ACCIONES A REALIZAR ▸
1. Reproduce del texto sobre los juegos de la infancia todo lo que va desde "No pueden decir" hasta "hablando de juegos.", sin cambiar nada.
2. Por favor, retoma el texto sobre los juegos de la infancia y continúalo a partir de donde se detiene.

Cuando recuerdas tu infancia,
sueles acompañarla de los lugares transitados en esos primeros años. Cuando uno
regresa al lugar donde empezó su vida, reconoce las piedras, los árboles, la
plaza, las calles, el barranco, la fuente, el río, el pozo, el abrevadero…
todos esos lugares eran donde corrimos y jugamos en aquellos años infantiles.
No pueden decir lo mismo otros que cuando llegan a sus raíces, encuentran solo
agua. Un pantano se llevó todos sus recuerdos.
Nadie tiene derecho de borrar la
historia de una sola persona por hacer una presa. Pero esto es otro tema. Estoy
hablando de juegos.
Los paisajes de tu lugar, son
disparadores de la imaginación, y a la vez reafirmadores de una identidad, la
de la infancia, que suele acompañar a uno durante toda su vida.
Cuando hoy a un pequeño le
pretendes enseñar cualquier juego de los que nosotros empleábamos, te pregunta
donde esta el mando a distancia para realizarlo. Para jugar no hacen falta
tantas cosas. Solo imaginación. Y esta si que la practicábamos.
El reino vegetal, silencioso pero
vivo, ofrecía a nuestros ojos infantiles, grandes posibilidades de diversión.
La trepa de los árboles era una
actividad que realizábamos con frecuencia, haciendo competiciones para ver
quien era capaz de subir a los árboles
más altos o a aquellos que ofrecían más dificultad por tener el tronco liso o
por tener las primeras ramas muy altas.
Por supuesto, que si se trataba
de árboles frutales, nuestra capacidad de ascensión y la velocidad con que lo
hacíamos, aumentaba considerablemente. Por las noches, y en el tiempo que
maduraba la fruta, solíamos realizar frecuentes visitas a los huertos en los
que sabíamos que había material de alimento para darnos respetables atracones
de cerezas, ciruelas, claudias, melocotones… No menos cierto que algunas de
estas excursiones nocturnas, terminaban con algún mediano cólico o una buena
diarrea.
Las flores, hierbas y frutos
fueron siempre compañeros callados de juego. La llegada de la primavera era
siempre un acontecimiento notable por la transformación que sufría el entorno
natural que nos rodeaba.
Con las margaritas jugábamos a
deshojarlas en un interminable “sí” o “no”, para ver si nos quería la niña de
nuestros sueños. Recuerdo a Izarbe lo pesada que se ponía conmigo con deshojar
margaritas. A mí era una niña que me resultaba empalagosa. Y además, si siempre
le salía “no”…
Con los capullos de “ababols”
(amapolas), que cuando abundaban en un campo no auguraban una buena cosecha,
jugábamos a “flaire u monja”. Cuando la flor se hallaba todavía encerrada en
las hojas verdes del cáliz, era de color blanco o levemente rosado o bien royo,
según el estado de crecimiento en que se encontrase. Cogíamos uno de los
capullos y preguntábamos a un compañero:
-¿Flaire u monja? El interrogado
debía responder una cosa o la otra. A continuación, se procedía a abrir el
capullo. Si salía blanco o rosa, la respuesta era monja. Si salía royo, flaire.

Listados de elementos anotados:
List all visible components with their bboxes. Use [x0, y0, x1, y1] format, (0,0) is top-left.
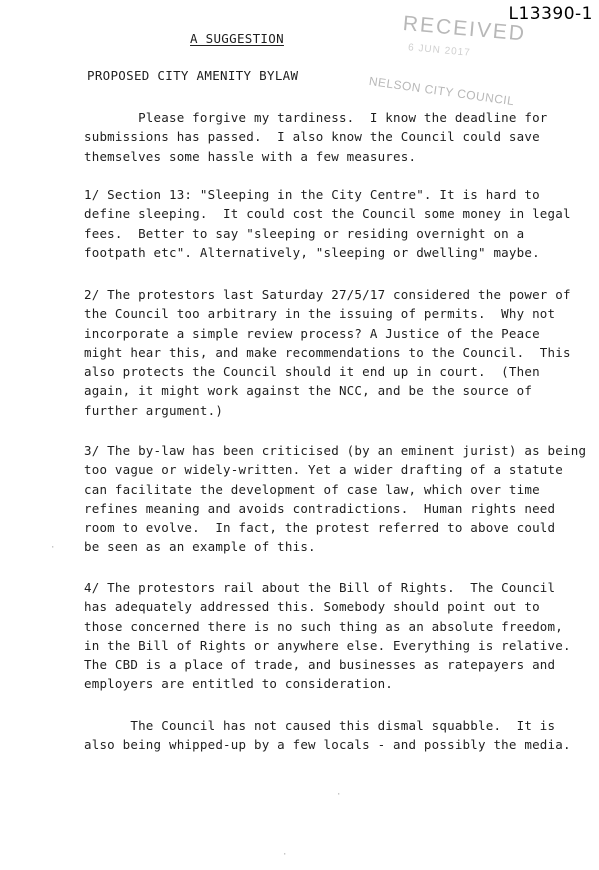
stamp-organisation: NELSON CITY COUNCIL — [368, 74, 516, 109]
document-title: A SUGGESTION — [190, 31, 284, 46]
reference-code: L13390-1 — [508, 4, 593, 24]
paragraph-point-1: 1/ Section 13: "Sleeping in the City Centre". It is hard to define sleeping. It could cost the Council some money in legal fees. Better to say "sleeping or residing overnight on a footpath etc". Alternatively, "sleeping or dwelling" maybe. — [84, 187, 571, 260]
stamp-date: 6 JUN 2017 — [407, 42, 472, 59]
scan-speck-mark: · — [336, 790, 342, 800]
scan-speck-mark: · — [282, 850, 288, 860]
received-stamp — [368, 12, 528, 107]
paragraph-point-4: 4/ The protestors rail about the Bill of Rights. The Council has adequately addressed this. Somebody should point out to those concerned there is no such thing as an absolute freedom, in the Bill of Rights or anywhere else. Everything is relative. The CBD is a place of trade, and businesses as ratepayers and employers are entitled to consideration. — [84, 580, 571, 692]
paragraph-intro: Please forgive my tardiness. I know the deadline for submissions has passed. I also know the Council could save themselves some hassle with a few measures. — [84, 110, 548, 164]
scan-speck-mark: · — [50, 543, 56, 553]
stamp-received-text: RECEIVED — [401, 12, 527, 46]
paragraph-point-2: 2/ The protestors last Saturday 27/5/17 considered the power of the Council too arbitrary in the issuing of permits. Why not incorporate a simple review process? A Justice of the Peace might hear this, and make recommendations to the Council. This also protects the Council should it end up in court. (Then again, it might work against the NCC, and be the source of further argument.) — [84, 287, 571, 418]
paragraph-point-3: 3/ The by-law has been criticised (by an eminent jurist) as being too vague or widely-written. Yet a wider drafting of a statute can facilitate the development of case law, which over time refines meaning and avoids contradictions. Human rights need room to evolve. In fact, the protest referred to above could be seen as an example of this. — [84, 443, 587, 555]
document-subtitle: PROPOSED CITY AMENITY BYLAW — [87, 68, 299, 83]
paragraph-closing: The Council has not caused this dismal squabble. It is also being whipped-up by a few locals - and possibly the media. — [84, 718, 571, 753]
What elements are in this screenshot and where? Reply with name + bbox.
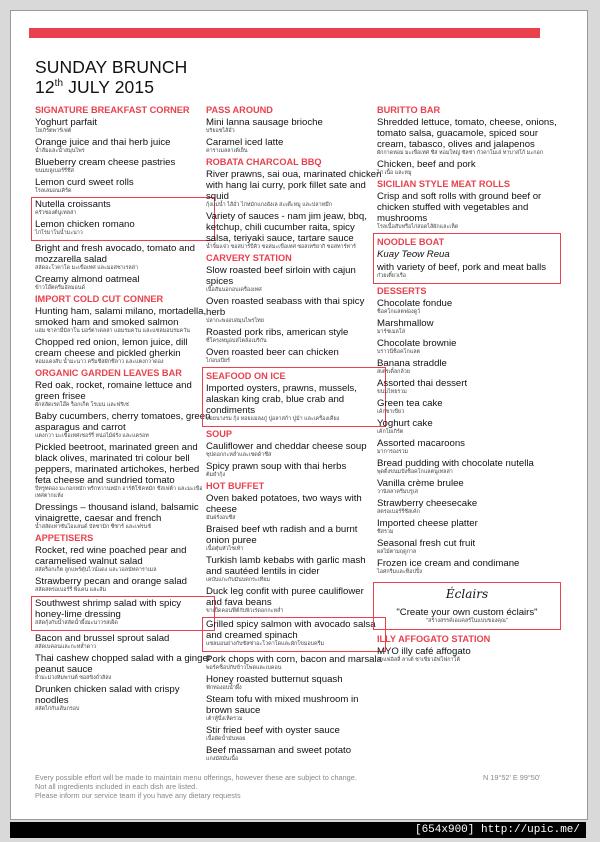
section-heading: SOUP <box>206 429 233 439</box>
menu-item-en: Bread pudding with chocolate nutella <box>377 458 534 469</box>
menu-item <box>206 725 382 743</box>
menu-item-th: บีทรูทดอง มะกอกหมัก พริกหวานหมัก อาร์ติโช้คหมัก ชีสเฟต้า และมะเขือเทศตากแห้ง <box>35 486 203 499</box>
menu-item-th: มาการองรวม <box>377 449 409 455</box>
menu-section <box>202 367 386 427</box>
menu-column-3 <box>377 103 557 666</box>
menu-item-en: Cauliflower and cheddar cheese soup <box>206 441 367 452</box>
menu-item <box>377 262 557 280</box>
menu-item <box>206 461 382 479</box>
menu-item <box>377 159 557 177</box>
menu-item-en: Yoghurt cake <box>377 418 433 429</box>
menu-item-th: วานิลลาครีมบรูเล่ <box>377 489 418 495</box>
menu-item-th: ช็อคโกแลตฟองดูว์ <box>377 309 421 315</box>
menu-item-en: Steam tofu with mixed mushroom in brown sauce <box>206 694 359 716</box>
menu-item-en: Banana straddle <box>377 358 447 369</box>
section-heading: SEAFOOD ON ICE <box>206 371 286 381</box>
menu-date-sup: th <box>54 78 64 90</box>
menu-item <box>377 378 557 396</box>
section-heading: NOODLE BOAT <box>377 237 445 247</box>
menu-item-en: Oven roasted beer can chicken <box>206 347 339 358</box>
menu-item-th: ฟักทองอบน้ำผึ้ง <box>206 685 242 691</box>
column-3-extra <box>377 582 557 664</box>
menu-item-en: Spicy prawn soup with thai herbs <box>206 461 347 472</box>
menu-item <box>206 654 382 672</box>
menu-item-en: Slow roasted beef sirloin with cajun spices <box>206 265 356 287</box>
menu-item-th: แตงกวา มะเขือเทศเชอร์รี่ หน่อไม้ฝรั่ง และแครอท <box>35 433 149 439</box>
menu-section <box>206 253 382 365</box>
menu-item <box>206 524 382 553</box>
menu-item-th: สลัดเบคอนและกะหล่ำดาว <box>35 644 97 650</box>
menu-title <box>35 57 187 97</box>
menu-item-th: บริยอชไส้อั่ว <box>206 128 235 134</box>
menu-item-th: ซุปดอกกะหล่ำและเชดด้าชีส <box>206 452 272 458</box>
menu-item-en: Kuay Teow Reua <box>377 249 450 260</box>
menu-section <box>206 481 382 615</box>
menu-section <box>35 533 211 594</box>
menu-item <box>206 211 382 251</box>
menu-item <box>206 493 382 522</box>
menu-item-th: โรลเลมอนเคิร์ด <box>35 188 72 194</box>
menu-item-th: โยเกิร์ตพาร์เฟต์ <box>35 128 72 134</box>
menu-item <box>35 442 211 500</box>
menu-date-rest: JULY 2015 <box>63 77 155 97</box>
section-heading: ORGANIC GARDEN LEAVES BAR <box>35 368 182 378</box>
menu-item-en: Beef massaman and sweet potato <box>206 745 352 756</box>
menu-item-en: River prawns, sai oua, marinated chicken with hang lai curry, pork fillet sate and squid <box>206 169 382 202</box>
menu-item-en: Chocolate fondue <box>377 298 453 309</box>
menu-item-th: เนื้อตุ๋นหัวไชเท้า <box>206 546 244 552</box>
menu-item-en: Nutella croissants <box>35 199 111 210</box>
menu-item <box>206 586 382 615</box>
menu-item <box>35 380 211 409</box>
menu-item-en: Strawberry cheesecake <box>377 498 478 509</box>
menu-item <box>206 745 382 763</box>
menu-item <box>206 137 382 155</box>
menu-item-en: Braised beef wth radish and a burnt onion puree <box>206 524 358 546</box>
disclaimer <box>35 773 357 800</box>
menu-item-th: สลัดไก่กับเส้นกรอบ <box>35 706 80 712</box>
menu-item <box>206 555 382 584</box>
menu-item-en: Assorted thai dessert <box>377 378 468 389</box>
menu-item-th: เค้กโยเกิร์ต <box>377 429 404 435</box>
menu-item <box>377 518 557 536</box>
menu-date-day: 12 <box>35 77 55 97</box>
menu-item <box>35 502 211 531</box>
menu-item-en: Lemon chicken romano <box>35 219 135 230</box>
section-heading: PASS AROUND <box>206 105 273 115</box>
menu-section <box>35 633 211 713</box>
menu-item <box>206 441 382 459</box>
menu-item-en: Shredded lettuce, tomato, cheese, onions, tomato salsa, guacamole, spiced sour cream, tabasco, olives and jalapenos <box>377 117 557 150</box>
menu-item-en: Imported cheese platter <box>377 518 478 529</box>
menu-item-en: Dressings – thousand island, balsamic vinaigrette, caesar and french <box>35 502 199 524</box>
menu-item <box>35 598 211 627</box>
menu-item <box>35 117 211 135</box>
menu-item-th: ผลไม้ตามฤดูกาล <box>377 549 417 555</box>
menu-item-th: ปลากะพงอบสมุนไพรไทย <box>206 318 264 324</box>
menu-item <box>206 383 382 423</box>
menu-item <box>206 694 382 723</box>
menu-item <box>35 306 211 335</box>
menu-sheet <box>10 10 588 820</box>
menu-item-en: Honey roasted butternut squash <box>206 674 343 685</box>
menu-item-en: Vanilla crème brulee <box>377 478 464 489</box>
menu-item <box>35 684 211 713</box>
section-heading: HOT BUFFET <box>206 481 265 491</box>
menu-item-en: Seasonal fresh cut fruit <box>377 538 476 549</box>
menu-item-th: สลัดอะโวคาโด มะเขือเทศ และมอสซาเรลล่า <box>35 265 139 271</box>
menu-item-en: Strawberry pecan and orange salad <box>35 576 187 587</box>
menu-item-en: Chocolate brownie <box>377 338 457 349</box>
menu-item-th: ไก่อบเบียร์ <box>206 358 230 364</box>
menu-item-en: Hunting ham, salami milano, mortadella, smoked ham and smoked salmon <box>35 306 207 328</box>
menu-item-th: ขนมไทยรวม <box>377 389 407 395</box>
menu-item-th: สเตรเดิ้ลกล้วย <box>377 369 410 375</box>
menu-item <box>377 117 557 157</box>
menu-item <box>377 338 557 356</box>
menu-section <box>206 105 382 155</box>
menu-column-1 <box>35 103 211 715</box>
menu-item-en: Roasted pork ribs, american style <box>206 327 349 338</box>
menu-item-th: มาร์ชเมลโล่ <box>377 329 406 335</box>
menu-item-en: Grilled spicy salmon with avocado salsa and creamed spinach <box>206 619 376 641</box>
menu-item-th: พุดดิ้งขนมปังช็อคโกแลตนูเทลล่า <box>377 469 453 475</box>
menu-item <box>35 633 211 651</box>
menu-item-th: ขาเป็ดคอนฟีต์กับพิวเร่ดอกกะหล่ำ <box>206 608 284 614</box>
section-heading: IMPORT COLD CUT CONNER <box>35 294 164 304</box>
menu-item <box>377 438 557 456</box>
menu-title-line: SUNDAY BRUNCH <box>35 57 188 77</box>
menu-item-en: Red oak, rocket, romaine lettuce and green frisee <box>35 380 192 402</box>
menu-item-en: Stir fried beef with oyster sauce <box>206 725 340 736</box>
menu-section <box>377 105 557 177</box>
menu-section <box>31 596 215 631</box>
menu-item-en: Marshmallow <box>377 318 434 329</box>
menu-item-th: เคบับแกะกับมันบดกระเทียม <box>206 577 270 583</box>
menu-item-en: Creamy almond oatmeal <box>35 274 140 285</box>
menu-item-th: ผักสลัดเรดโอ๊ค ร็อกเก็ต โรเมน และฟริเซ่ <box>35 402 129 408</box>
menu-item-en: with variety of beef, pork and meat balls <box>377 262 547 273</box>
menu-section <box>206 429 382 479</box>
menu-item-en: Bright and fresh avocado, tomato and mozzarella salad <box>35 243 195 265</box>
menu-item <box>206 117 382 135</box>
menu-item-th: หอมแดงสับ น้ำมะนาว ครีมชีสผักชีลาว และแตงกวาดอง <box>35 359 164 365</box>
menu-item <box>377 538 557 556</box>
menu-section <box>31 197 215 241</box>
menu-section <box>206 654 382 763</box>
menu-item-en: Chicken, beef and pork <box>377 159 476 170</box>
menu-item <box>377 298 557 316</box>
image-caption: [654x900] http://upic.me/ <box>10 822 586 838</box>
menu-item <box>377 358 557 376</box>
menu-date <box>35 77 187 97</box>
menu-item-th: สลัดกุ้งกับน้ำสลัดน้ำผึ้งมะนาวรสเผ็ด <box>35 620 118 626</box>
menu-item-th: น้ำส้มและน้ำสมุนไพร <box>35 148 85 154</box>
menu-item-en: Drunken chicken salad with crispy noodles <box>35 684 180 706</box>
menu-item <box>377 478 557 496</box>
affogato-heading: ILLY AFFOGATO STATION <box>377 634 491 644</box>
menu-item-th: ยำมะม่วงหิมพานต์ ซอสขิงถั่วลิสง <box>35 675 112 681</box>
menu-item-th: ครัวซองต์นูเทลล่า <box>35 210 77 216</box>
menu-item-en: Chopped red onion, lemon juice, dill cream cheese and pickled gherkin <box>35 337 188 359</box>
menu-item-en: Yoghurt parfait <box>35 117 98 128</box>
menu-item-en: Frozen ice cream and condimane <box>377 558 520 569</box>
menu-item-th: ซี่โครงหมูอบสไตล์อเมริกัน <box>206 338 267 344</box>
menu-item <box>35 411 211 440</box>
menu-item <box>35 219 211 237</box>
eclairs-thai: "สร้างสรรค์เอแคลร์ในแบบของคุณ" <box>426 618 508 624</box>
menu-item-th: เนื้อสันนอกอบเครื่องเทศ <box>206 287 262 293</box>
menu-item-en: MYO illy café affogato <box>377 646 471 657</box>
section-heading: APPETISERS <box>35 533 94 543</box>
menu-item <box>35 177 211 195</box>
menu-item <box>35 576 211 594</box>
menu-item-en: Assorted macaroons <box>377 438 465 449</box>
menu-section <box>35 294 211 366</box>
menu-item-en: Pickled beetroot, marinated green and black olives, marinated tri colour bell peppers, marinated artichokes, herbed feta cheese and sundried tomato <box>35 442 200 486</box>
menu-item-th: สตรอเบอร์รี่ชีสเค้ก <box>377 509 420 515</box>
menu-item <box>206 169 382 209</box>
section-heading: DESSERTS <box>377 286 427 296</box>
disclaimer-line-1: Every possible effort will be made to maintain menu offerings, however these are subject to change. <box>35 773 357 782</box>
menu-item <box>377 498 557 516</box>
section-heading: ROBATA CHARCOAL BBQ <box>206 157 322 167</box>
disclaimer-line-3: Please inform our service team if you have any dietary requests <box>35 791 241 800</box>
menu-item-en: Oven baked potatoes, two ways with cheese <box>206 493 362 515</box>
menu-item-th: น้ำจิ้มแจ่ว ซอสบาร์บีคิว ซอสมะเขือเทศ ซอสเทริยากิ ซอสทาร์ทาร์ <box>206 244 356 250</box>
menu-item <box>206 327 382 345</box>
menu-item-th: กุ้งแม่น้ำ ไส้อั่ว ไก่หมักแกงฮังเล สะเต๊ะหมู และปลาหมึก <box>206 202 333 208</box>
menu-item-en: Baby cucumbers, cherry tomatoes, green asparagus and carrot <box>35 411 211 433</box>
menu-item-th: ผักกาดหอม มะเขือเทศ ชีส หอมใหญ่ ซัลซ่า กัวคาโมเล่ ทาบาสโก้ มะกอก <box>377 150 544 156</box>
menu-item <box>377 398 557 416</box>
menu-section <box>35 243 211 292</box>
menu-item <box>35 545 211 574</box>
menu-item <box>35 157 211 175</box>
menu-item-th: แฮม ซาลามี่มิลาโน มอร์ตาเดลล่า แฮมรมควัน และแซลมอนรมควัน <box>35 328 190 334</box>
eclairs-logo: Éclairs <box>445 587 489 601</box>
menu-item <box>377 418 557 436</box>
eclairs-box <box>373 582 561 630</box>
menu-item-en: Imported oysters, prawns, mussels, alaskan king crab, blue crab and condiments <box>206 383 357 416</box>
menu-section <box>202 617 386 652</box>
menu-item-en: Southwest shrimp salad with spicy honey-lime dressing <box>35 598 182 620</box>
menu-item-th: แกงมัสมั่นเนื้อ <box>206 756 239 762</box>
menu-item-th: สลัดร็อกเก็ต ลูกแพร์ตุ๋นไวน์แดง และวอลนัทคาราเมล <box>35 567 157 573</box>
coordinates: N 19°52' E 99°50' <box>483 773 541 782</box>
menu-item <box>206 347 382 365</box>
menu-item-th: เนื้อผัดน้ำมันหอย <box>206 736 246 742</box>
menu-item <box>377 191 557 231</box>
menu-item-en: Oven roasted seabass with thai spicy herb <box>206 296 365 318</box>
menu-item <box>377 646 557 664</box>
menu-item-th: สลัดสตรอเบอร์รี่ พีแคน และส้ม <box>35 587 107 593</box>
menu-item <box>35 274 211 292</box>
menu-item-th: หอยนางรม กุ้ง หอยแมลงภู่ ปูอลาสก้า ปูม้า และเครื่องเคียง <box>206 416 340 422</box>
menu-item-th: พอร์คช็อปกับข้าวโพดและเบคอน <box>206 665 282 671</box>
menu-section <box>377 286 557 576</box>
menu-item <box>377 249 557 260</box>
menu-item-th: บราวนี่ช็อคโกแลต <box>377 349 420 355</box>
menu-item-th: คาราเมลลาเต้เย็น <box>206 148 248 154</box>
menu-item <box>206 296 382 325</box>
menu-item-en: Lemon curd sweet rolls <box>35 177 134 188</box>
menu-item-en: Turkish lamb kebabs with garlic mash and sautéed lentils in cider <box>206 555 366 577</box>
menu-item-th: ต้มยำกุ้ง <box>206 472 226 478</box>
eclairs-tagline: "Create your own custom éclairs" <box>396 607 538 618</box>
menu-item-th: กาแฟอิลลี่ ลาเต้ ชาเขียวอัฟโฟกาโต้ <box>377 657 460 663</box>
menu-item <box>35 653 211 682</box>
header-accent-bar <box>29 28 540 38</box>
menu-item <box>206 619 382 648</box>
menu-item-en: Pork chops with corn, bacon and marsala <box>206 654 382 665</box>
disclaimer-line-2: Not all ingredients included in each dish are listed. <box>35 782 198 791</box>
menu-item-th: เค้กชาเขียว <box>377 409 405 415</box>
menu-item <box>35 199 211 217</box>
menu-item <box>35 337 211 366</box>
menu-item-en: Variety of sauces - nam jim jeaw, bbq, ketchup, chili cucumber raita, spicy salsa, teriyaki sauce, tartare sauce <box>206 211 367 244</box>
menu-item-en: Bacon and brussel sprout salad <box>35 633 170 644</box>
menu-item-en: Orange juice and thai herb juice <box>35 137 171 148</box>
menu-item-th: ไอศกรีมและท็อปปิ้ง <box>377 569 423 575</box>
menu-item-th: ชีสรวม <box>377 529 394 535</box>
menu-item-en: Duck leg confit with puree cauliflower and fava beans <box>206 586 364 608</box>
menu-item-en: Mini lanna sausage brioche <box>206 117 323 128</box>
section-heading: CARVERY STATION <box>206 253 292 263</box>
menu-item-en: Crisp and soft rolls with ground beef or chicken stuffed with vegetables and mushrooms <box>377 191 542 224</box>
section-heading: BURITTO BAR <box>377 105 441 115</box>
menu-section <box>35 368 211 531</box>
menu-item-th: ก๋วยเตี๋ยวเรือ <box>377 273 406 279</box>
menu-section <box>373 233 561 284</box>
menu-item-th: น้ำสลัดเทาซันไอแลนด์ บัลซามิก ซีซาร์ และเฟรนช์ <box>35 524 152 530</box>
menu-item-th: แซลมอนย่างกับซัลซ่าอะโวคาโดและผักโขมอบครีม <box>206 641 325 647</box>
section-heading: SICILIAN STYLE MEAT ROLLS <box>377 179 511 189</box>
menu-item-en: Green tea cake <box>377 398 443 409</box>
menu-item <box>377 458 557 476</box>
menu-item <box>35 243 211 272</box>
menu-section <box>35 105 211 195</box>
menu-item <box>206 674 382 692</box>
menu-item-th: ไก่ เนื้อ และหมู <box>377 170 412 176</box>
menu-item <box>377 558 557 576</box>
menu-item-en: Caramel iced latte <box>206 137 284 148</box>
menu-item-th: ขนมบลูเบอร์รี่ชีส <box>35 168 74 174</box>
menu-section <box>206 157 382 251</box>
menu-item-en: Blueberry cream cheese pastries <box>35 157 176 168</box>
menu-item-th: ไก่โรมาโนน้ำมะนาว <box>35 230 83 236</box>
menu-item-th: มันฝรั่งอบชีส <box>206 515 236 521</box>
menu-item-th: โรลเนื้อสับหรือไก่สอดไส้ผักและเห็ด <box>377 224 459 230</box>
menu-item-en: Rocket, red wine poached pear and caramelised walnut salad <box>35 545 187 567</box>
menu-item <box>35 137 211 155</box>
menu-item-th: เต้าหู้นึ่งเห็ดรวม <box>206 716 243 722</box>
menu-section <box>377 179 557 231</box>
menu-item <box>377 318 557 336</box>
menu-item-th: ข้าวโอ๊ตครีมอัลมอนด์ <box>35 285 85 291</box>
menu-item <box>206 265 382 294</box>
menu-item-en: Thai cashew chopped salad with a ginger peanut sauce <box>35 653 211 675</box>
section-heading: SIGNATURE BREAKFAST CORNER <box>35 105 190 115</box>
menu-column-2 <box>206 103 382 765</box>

CONJUNTO DE RESPUESTAS ▸
1.
No pueden decir lo mismo otros que cuando llegan a sus raíces, encuentran solo
agua. Un pantano se llevó todos sus recuerdos.
Nadie tiene derecho de borrar la
historia de una sola persona por hacer una presa. Pero esto es otro tema. Estoy
hablando de juegos.

2.
A los frutos del rosal silvestre,
les llamábamos “tapaculos”. Teníamos prohibido comerlos, pues su nombre ya
sugería, que si los ingeríamos, ya no podríamos defecar más y eso eran palabras
mayores. Creo que respetábamos a raja tabla la prohibición. Los utilizábamos
como cebo en algunas trampas para pájaros y para extraer la pelusilla interior
y ponerla en la espalda de algún amiguico para que le picara un rato. ¡Siempre
con buenas ideas!
"Tapaculos" |
Uno recuerda una planta, cuya
flor, tiene un cáliz muy desarrollado del que salen los pétalos blancos. Arrancábamos
dicha flor y tomada por la base, la golpeábamos contra el reverso de nuestra
mano, produciendo un pequeño estallido. Era por ese ruido por el que las
llamábamos “tirapedos”.
En primavera también, nos
comíamos los pétalos de las acacias. Era lo que llamábamos “el pan de los
pobres”.
Las chordigas (ortigas) producían
un fuerte escozor en aquella parte del cuerpo con la que entraban en contacto,
debido a sus pelillos irritantes. En ocasiones, rozaban nuestras desnudas
piernas involuntariamente y no parábamos de rascarnos. En otras, se las
pasábamos suavemente por los brazos y piernas a algún compañero descuidado y en
muchas ocasiones encorríamos a las zagalas con un manullo de chordigas.
Con la cebadilla silvestre (las
espiguetas), jugábamos a meterlas por debajo de la manga de nuestras camisas y
jerséis para luego ir frotando suavemente y comprobar cómo iban ascendiendo
brazo arriba. También las utilizábamos para lanzarlas contra otros, con el fin
de que se quedaran agarradas en el jersei, en el pelo… Alguno, buscando el más
difícil todavía, se las llegaba a poner en la boca y a punto de ahogarse, pues
la espigueta ascendía con rapidez hacia
la garganta.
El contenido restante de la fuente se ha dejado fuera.